Please return every record exactly as it appears.

- INPUT MATERIAL -

Start of Block

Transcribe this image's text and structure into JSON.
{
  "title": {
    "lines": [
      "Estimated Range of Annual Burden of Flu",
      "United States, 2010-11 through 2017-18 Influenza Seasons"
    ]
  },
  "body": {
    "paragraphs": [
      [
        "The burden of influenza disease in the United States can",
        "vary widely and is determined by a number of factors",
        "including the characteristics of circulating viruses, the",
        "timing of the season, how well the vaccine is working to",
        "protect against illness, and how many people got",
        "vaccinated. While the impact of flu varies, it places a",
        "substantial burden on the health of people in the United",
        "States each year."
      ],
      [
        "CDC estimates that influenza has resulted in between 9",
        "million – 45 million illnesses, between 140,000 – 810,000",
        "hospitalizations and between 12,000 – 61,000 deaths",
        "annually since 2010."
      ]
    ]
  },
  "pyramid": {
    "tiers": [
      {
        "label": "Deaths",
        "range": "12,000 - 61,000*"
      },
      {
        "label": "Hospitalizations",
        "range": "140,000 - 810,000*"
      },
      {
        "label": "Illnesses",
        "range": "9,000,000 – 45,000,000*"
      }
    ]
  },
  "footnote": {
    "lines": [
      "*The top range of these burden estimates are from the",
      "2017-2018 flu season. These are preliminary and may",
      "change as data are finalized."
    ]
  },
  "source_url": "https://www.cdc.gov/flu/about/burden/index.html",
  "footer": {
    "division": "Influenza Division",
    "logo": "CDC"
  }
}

End of Block

- YOUR SOLUTION -
Transcribe this image's text and structure into JSON.
{
  "title": {
    "lines": [
      "Estimated Range of Annual Burden of Flu",
      "United States, 2010-11 through 2017-18 Influenza Seasons"
    ]
  },
  "body": {
    "paragraphs": [
      [
        "The burden of influenza disease in the United States can",
        "vary widely and is determined by a number of factors",
        "including the characteristics of circulating viruses, the",
        "timing of the season, how well the vaccine is working to",
        "protect against illness, and how many people got",
        "vaccinated. While the impact of flu varies, it places a",
        "substantial burden on the health of people in the United",
        "States each year."
      ],
      [
        "CDC estimates that influenza has resulted in between 9",
        "million – 45 million illnesses, between 140,000 – 810,000",
        "hospitalizations and between 12,000 – 61,000 deaths",
        "annually since 2010."
      ]
    ]
  },
  "pyramid": {
    "tiers": [
      {
        "label": "Deaths",
        "range": "12,000 - 61,000*"
      },
      {
        "label": "Hospitalizations",
        "range": "140,000 - 810,000*"
      },
      {
        "label": "Illnesses",
        "range": "9,000,000 – 45,000,000*"
      }
    ]
  },
  "footnote": {
    "lines": [
      "*The top range of these burden estimates are from the",
      "2017-2018 flu season. These are preliminary and may",
      "change as data are finalized."
    ]
  },
  "source_url": "https://www.cdc.gov/flu/about/burden/index.html",
  "footer": {
    "division": "Influenza Division",
    "logo": "CDC"
  }
}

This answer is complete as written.